WHAT THIS TASK INVOLVES »
Write out the listing below again, precisely as it is given.

━━ INPUT MATERIAL ━━

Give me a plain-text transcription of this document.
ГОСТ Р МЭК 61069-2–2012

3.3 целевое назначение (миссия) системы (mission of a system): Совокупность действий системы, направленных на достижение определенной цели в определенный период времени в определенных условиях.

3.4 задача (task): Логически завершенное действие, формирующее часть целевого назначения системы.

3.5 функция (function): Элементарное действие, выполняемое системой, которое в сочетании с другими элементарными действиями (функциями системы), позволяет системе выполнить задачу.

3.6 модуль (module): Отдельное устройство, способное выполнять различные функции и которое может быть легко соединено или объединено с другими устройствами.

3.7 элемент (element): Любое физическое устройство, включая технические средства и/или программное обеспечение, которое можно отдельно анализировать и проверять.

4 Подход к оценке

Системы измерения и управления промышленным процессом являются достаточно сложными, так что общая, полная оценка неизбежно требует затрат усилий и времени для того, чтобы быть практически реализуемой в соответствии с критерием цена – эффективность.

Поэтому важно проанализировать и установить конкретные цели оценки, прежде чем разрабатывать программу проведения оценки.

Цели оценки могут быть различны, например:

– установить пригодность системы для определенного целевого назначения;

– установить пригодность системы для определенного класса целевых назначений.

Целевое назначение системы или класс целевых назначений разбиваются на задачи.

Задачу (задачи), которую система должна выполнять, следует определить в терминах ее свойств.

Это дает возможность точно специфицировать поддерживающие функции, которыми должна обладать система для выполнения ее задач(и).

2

━━━

COMPLETE ANSWER »
Give me a plain-text transcription of this document.
ГОСТ Р МЭК 61069-2–2012

3.3 целевое назначение (миссия) системы (mission of a system): Совокупность действий системы, направленных на достижение определенной цели в определенный период времени в определенных условиях.

3.4 задача (task): Логически завершенное действие, формирующее часть целевого назначения системы.

3.5 функция (function): Элементарное действие, выполняемое системой, которое в сочетании с другими элементарными действиями (функциями системы), позволяет системе выполнить задачу.

3.6 модуль (module): Отдельное устройство, способное выполнять различные функции и которое может быть легко соединено или объединено с другими устройствами.

3.7 элемент (element): Любое физическое устройство, включая технические средства и/или программное обеспечение, которое можно отдельно анализировать и проверять.

4 Подход к оценке

Системы измерения и управления промышленным процессом являются достаточно сложными, так что общая, полная оценка неизбежно требует затрат усилий и времени для того, чтобы быть практически реализуемой в соответствии с критерием цена – эффективность.

Поэтому важно проанализировать и установить конкретные цели оценки, прежде чем разрабатывать программу проведения оценки.

Цели оценки могут быть различны, например:

– установить пригодность системы для определенного целевого назначения;

– установить пригодность системы для определенного класса целевых назначений.

Целевое назначение системы или класс целевых назначений разбиваются на задачи.

Задачу (задачи), которую система должна выполнять, следует определить в терминах ее свойств.

Это дает возможность точно специфицировать поддерживающие функции, которыми должна обладать система для выполнения ее задач(и).

2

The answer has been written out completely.